What is asked:
Looking at the data below, count the lines that contain the string "기술혁신". Write only the total.

The input:
※ ※ ※
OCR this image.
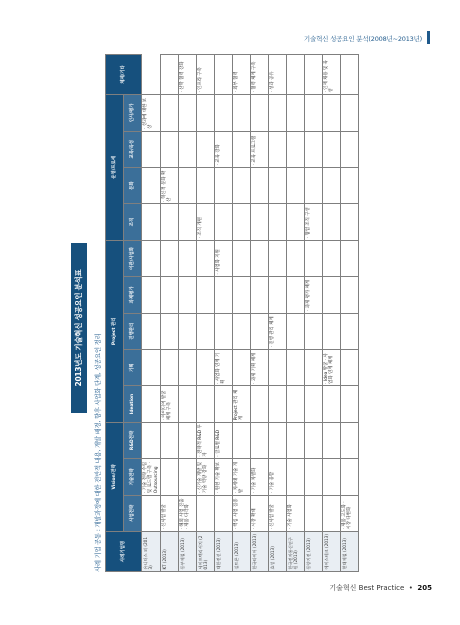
기술혁신 성공요인 분석(2008년~2013년)
2013년도 기술혁신 성공요인 분석표
사례 기업 공통 : 개발과정에 대한 전반적 내용, 개발 배경, 향후 사업화 단계, 성공요인 정리	사례기업명	Vision/전략			Project 관리					운영/프로세				체제/기타
	사업전략	기술전략	R&D전략	Ideation	기획	진행관리	과제평가	이관/사업화	조직	문화	교육/육성	인사/평가	
유니더스 외 (2013)		· 기술 전략 수립 및 로드맵 구축 · Outsourcing										· 성과에 대한 보상	
KT (2013)	· 신사업 발굴			· 아이디어 발굴 체계 구축						· 혁신적 문화 확산			
동부제철 (2013)	· 해외 사업 진출 · 제품 다각화												· 산학 협력 강화
세이프텍리서치 (2013)		· 신기술 개발 및 기술 역량 강화	· 전략적 R&D 투자						· 조직 개편				· 인프라 구축
대한전선 (2013)		· 원천 기술 확보	· 글로벌 R&D		· 사업화 연계 기획			· 사업화 지원			· 교육 강화		
실트론 (2013)	· 핵심 사업 집중	· 차세대 기술 개발		Project 관리 체계									· 외부 협력
한국타이어 (2013)	· 시장 확대	· 기술 차별화			· 과제 기획 체계						· 교육 프로그램		· 협력 체계 구축
효성 (2013)	· 신사업 발굴	· 기술 융합				· 진행 관리 체계							· 성과 공유
한국전자통신연구원 (2013)	· 기술 사업화												
동양기전 (2013)							· 과제 평가 체계		· 협업 조직 구성				
에이스테크 (2013)					· Idea 발굴 · 사업화 연계 체계								· 인재 채용 및 육성
현대제철 (2013)	· 제품 고도화 · 시장 다변화												
기술혁신 Best Practice  •  205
※ ※ ※
Answer below:
3